Stated task A
In the forum thread about Ladder 49, which movie does Adam Richey say Ladder 49 is better than?
Stated task B
From the Ladder 49 forum thread, return everything from "I saw Ladder" down to "(Jan 15, 2004)".

Extract to read
++++

# Ladder 49



## SAEMike (May 29, 2004)

WOW!

I will say very little as to not give away any bit of the movie. All I have to say is that it was one of the better movies I have EVER seen. I am interested in hearing from any firefighters out there what their opinion was of the movie. 

I was highly impressed. Anybody else?


----------



## Phil T (Mar 25, 2002)

Agreed - It is a very good movie and there are not many dry eyes leaving the theater.

By the way, if you have any teenagers, a job at a movie theater is a great first job. Especially when parents (like me) get free movie passes when ever they want.


----------



## Adam Richey (Mar 25, 2002)

I saw Ladder 49 with my mom and stepdad. Those who liked Backdraft will LOVE this movie, and I think it's better than Backdraft. VERY powerful and offers action and emotion for the girls too. Some good jokes too.


----------



## SimpleSimon (Jan 15, 2004)

I haven't seen Ladder 49, but from a firefighter's technical perspective, Backdraft was horrible. That being said, Backdraft was a good movie, and the fire effects were exceptional.


----------



## Geronimo (Mar 23, 2002)

I was waiting to go until a firefighter friend could go. But he and his friends could not wait. I don't blame him really.


----------



## JM Anthony (Nov 16, 2003)

Mike,

Thanks for the heads up on this flick. Travolta was on the Oprah show a few weeks back and they showed some clips, but then the initial reviews I saw really panned it. Now I think I'll check it out. If it turns out to be a stinker, I'll conclude your judgment in movies is no better than your judgment in politics. :lol:


----------



## SAEMike (May 29, 2004)

JM Anthony said:


> Mike,
> 
> Thanks for the heads up on this flick. Travolta was on the Oprah show a few weeks back and they showed some clips, but then the initial reviews I saw really panned it. Now I think I'll check it out. If it turns out to be a stinker, I'll conclude your judgment in movies is no better than your judgment in politics. :lol:


So have you seen it? I'm curious to hear what you thought of it!

Mike


----------

++++

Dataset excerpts

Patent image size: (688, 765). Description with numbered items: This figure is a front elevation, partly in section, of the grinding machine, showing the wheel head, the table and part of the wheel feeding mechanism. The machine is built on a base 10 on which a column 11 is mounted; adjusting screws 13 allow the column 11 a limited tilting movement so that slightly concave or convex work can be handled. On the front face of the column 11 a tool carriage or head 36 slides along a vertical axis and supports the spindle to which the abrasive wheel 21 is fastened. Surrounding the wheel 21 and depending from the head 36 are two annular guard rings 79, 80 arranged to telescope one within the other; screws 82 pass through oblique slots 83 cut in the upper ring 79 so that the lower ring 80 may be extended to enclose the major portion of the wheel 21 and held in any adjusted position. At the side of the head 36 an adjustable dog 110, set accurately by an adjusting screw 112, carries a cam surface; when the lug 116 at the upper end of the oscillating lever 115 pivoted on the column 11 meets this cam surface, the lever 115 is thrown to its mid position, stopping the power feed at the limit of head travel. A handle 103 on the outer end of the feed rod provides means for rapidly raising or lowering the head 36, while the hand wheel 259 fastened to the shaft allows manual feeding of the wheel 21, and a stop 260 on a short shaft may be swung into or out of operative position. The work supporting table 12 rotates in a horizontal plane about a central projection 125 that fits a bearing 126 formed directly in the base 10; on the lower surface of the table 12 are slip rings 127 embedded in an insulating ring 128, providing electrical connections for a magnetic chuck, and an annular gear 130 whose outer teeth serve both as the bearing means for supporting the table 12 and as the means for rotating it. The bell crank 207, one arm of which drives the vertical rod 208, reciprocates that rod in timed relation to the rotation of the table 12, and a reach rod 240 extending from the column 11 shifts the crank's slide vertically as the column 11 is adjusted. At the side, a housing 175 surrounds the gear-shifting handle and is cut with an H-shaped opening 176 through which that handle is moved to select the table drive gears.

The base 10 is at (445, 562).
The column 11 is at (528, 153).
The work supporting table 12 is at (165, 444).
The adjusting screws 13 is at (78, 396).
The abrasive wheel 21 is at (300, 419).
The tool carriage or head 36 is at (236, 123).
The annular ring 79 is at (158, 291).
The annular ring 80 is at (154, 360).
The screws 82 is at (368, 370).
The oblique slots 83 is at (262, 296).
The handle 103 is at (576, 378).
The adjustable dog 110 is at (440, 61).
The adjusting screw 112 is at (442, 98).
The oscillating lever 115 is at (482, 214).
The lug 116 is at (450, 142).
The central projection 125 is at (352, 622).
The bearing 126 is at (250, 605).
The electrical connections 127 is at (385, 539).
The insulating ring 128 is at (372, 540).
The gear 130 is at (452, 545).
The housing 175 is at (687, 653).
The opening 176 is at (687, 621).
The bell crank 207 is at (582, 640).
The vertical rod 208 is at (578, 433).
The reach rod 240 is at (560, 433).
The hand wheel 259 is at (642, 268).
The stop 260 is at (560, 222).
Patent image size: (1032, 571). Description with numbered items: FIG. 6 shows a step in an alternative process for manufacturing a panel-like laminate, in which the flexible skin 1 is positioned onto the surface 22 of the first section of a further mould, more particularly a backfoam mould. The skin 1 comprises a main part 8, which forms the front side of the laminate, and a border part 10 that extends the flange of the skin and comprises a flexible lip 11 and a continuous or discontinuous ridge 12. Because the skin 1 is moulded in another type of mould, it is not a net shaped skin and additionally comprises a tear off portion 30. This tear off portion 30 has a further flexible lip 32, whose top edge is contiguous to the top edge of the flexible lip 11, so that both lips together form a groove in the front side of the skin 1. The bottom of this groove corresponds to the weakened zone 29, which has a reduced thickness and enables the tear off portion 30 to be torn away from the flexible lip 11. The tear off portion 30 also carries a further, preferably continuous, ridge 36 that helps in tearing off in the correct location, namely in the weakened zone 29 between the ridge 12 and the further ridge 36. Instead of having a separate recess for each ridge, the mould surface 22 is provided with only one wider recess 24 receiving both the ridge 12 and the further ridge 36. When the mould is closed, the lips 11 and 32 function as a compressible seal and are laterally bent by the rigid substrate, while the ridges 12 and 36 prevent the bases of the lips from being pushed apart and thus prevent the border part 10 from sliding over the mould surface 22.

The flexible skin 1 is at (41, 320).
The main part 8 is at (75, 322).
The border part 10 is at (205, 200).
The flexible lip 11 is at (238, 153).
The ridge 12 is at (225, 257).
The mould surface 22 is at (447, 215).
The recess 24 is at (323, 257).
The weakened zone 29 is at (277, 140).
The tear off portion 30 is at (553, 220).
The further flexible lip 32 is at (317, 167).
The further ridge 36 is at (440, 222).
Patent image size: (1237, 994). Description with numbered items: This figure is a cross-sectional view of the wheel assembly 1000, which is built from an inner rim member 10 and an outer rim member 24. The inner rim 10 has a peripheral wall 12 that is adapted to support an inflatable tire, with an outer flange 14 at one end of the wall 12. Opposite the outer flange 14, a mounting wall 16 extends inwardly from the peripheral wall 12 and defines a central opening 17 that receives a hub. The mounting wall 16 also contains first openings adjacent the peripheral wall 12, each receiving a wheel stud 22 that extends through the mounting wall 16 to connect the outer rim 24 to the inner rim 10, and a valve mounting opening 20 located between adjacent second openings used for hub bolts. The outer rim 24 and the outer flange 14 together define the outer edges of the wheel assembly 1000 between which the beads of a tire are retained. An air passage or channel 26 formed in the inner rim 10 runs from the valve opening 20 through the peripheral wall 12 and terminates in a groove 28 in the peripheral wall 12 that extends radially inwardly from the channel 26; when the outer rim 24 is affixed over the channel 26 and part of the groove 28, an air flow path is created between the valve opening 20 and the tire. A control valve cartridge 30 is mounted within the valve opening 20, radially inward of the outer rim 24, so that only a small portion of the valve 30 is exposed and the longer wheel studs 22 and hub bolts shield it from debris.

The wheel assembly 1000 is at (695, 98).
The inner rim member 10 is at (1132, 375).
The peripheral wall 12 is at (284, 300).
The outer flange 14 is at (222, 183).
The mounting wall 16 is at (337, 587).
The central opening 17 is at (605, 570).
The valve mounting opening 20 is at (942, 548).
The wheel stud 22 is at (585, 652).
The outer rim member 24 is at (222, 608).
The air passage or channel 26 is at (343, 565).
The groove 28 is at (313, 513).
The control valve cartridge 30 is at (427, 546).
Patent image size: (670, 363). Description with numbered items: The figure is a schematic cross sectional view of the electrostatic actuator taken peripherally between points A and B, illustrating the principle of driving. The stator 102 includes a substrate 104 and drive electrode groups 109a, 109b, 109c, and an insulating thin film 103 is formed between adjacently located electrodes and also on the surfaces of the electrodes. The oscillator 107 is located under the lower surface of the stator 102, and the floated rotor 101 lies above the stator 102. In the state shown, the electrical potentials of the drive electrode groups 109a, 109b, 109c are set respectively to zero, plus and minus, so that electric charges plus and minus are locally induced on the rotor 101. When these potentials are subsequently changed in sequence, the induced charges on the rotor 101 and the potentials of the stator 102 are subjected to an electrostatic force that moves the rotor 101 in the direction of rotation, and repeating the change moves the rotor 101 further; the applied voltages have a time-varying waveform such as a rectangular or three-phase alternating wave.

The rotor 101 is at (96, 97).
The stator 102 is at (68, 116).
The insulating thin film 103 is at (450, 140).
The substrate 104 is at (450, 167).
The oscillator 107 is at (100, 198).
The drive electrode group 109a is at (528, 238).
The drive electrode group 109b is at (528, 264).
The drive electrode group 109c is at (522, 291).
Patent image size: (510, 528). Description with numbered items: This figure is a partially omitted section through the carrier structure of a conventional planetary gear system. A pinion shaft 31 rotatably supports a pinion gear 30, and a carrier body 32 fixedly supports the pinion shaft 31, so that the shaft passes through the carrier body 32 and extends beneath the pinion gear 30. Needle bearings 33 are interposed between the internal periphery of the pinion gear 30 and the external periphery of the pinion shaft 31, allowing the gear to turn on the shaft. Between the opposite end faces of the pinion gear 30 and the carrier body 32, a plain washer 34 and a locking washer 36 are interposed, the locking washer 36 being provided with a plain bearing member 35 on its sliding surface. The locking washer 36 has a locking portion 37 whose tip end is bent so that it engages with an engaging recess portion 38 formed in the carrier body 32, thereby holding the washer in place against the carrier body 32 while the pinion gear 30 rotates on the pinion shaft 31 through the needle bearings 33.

++++

Result A
Backdraft.

Result B
I saw Ladder 49 with my mom and stepdad. Those who liked Backdraft will LOVE this movie, and I think it's better than Backdraft. VERY powerful and offers action and emotion for the girls too. Some good jokes too.


----------



## SimpleSimon (Jan 15, 2004)